WHAT TO DO
Write out the stretch of lines from the one containing "Patent image size: (879, 640)." through the one containing "The skid 25 is at (268, 432).", swapping "backed against it" for "parked against it" and leaving everything else unchanged.

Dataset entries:

■ ■ ■

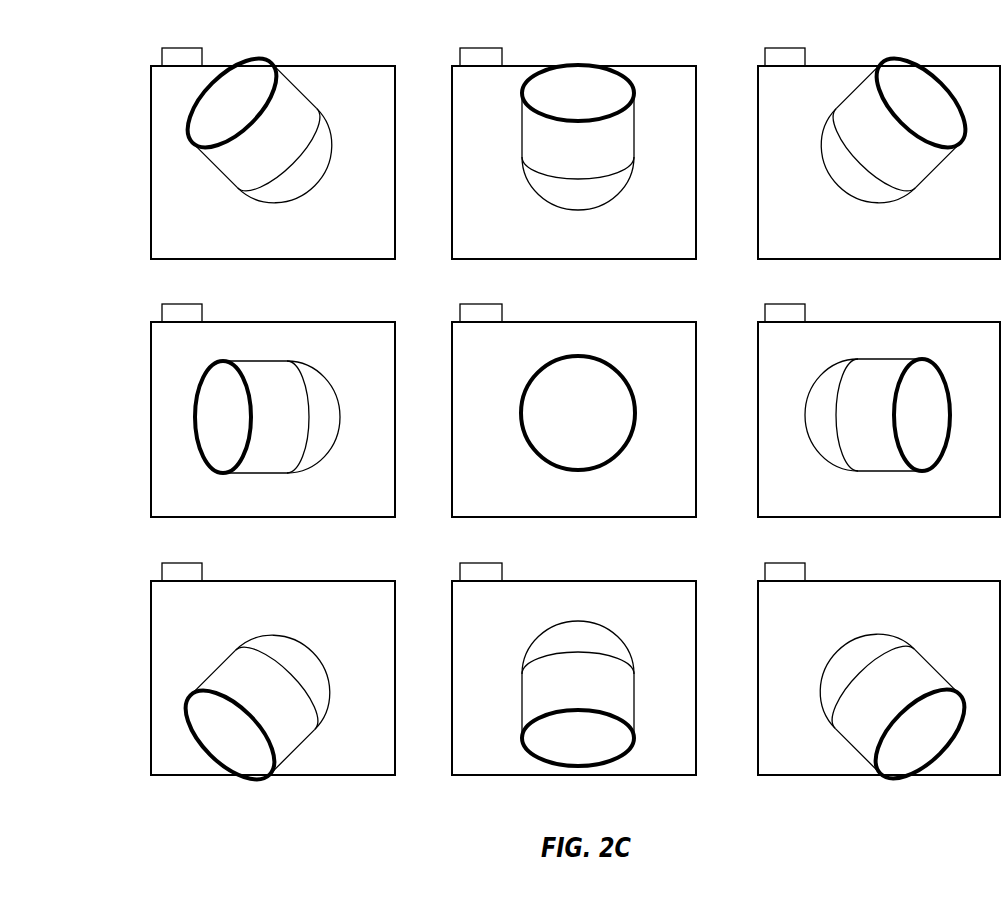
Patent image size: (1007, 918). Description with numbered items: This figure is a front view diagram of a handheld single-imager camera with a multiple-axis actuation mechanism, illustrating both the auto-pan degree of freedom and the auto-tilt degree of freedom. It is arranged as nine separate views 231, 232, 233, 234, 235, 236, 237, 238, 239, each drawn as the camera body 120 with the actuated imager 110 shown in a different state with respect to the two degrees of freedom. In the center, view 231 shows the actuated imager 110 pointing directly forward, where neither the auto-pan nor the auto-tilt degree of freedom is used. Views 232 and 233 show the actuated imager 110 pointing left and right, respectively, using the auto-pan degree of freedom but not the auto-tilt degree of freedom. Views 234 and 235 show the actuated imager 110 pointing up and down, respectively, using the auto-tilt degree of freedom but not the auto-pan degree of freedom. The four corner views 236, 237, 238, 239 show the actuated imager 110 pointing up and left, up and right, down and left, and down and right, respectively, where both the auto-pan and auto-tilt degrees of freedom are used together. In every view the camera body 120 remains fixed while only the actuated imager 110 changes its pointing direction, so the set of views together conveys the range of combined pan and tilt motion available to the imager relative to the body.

The actuated imager 110 is at (593, 83).
The camera body 120 is at (150, 189).
The view 231 is at (512, 502).
The view 232 is at (203, 502).
The view 233 is at (813, 502).
The view 234 is at (574, 146).
The view 235 is at (512, 616).
The view 236 is at (232, 151).
The view 237 is at (813, 243).
The view 238 is at (203, 616).
The view 239 is at (813, 616).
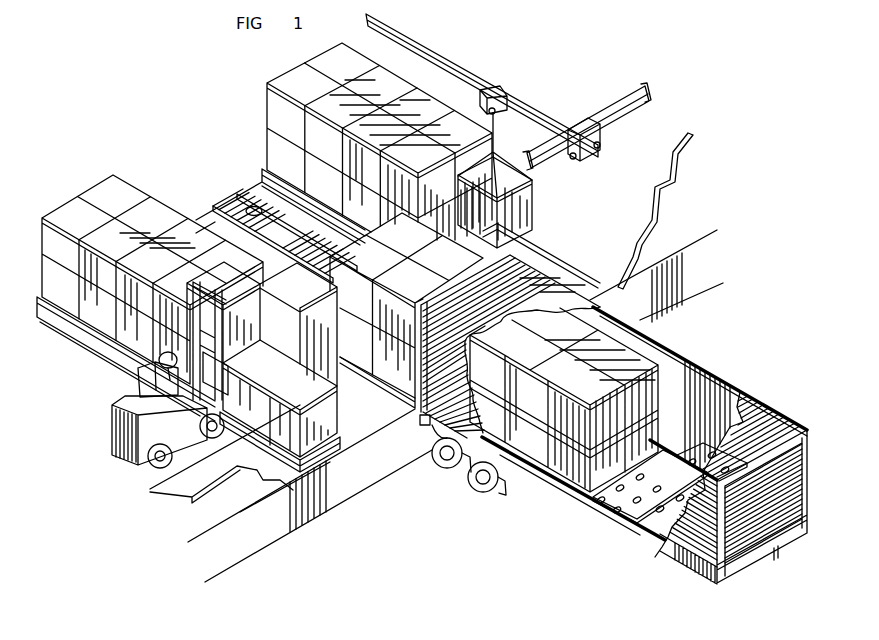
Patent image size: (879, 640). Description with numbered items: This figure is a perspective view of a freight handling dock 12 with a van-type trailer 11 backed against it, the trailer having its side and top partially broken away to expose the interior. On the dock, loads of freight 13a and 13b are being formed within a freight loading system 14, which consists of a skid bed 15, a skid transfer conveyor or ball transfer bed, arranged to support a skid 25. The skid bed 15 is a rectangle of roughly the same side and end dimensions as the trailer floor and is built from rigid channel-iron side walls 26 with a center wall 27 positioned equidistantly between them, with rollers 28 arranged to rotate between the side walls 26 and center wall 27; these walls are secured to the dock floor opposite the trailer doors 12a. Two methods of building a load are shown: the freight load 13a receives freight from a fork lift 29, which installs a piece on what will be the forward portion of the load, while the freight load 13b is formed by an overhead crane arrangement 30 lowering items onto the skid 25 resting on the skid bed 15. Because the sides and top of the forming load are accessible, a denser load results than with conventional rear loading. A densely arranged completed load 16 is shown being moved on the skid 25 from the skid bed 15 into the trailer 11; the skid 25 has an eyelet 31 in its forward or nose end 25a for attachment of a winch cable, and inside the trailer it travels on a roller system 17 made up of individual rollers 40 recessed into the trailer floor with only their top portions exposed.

The van-type trailer 11 is at (795, 412).
The freight handling dock 12 is at (390, 464).
The trailer doors 12a is at (435, 462).
The load of freight 13a is at (75, 188).
The load of freight 13b is at (286, 81).
The freight loading system 14 is at (265, 175).
The skid bed 15 is at (222, 217).
The load of freight 16 is at (640, 339).
The roller system 17 is at (630, 527).
The skid 25 is at (268, 432).
The nose end of skid 25a is at (590, 505).
The side walls 26 is at (295, 236).
The center wall 27 is at (215, 213).
The rollers 28 is at (262, 213).
The fork lift 29 is at (112, 407).
The overhead crane arrangement 30 is at (526, 90).
The eyelet 31 is at (700, 383).
The rollers 40 is at (658, 514).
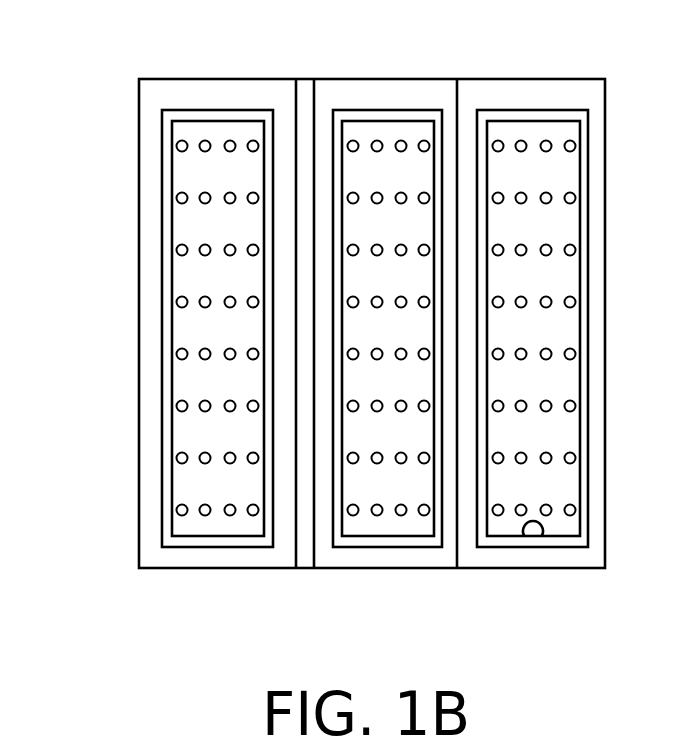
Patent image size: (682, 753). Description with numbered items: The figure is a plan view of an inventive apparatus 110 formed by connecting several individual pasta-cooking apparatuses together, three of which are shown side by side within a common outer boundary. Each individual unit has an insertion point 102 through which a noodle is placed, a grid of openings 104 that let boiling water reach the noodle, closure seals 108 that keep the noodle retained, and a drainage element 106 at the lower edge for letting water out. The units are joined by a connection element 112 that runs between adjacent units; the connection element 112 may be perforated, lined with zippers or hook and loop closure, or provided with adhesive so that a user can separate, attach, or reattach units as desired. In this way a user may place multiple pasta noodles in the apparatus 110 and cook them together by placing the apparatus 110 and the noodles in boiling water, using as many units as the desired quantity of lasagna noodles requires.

The insertion point 102 is at (218, 117).
The openings 104 is at (427, 513).
The drainage element 106 is at (533, 532).
The closure seals 108 is at (313, 303).
The inventive apparatus 110 is at (333, 36).
The connection element 112 is at (293, 186).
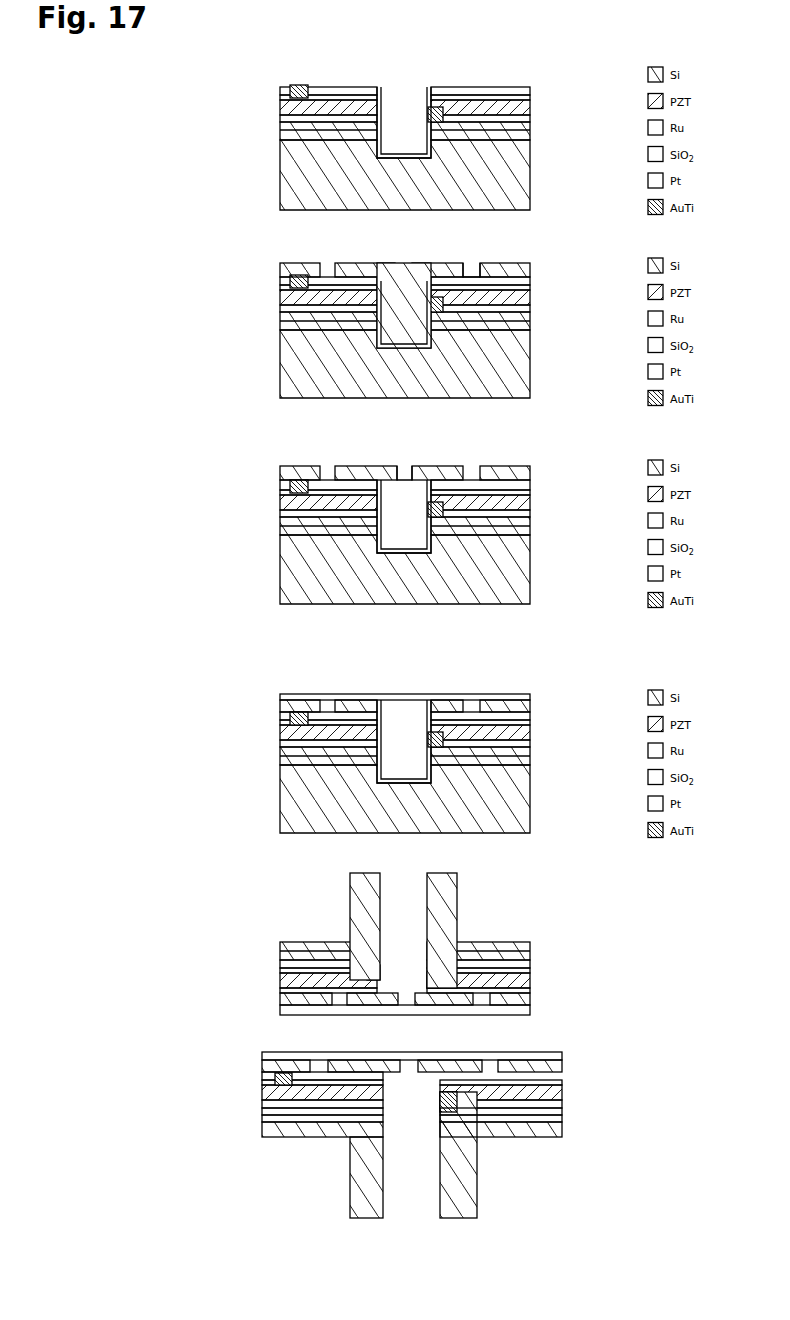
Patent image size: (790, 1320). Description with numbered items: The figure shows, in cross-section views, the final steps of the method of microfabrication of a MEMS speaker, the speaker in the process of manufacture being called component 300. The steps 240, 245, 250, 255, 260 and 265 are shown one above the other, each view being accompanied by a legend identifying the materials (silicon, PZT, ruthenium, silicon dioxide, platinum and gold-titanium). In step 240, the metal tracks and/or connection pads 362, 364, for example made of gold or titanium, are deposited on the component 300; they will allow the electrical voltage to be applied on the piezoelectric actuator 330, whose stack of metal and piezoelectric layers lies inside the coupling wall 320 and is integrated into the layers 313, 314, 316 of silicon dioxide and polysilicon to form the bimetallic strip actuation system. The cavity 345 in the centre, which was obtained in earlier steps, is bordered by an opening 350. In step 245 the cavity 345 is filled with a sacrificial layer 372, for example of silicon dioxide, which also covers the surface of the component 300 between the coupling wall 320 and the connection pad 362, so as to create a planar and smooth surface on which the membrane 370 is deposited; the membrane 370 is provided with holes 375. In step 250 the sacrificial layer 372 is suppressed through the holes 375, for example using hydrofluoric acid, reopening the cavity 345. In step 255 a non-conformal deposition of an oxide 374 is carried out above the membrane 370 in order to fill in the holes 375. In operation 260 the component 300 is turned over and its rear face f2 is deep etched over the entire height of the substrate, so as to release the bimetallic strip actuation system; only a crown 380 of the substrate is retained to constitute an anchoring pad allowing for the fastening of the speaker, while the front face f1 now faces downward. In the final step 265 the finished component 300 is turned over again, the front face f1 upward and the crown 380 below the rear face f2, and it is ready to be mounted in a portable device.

The step 240 is at (172, 113).
The step 245 is at (172, 305).
The step 250 is at (172, 501).
The step 255 is at (172, 736).
The operation 260 is at (159, 921).
The final step 265 is at (159, 1063).
The component 300 is at (250, 162).
The layer 313 is at (562, 1126).
The layer 314 is at (562, 1137).
The oxidation layer 316 is at (562, 1112).
The coupling wall 320 is at (282, 98).
The piezoelectric actuator 330 is at (415, 1114).
The cavity 345 is at (420, 147).
The trench opening 350 is at (379, 88).
The connection pad 362 is at (298, 85).
The connection pad 364 is at (440, 106).
The membrane 370 is at (352, 264).
The sacrificial layer 372 is at (403, 290).
The oxide 374 is at (410, 695).
The holes 375 is at (470, 265).
The crown 380 is at (452, 900).
The front face f1 is at (318, 1019).
The rear face f2 is at (466, 862).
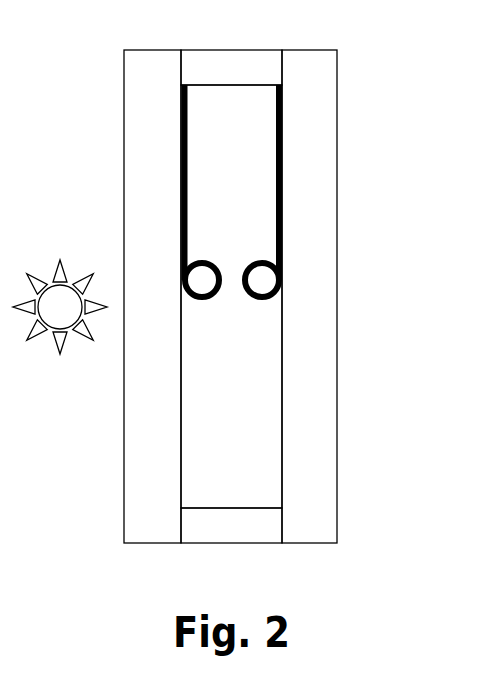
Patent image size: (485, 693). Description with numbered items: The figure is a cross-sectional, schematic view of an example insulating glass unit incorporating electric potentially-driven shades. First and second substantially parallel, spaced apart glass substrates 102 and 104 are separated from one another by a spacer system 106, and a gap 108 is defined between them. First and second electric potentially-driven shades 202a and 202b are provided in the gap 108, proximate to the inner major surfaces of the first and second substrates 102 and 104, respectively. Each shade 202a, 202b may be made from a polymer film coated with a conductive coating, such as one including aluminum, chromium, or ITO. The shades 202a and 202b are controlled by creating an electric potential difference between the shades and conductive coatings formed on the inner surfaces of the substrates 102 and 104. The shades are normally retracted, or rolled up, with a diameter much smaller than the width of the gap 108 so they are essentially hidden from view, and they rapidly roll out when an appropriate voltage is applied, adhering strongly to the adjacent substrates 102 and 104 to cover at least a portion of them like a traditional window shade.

■ ■ ■

RIGHT ANSWER
Patent image size: (879, 640). Description with numbered items: This figure is a perspective view of a freight handling dock 12 with a van-type trailer 11 parked against it, the trailer having its side and top partially broken away to expose the interior. On the dock, loads of freight 13a and 13b are being formed within a freight loading system 14, which consists of a skid bed 15, a skid transfer conveyor or ball transfer bed, arranged to support a skid 25. The skid bed 15 is a rectangle of roughly the same side and end dimensions as the trailer floor and is built from rigid channel-iron side walls 26 with a center wall 27 positioned equidistantly between them, with rollers 28 arranged to rotate between the side walls 26 and center wall 27; these walls are secured to the dock floor opposite the trailer doors 12a. Two methods of building a load are shown: the freight load 13a receives freight from a fork lift 29, which installs a piece on what will be the forward portion of the load, while the freight load 13b is formed by an overhead crane arrangement 30 lowering items onto the skid 25 resting on the skid bed 15. Because the sides and top of the forming load are accessible, a denser load results than with conventional rear loading. A densely arranged completed load 16 is shown being moved on the skid 25 from the skid bed 15 into the trailer 11; the skid 25 has an eyelet 31 in its forward or nose end 25a for attachment of a winch cable, and inside the trailer it travels on a roller system 17 made up of individual rollers 40 recessed into the trailer floor with only their top portions exposed.

The van-type trailer 11 is at (795, 412).
The freight handling dock 12 is at (390, 464).
The trailer doors 12a is at (435, 462).
The load of freight 13a is at (75, 188).
The load of freight 13b is at (286, 81).
The freight loading system 14 is at (265, 175).
The skid bed 15 is at (222, 217).
The load of freight 16 is at (640, 339).
The roller system 17 is at (630, 527).
The skid 25 is at (268, 432).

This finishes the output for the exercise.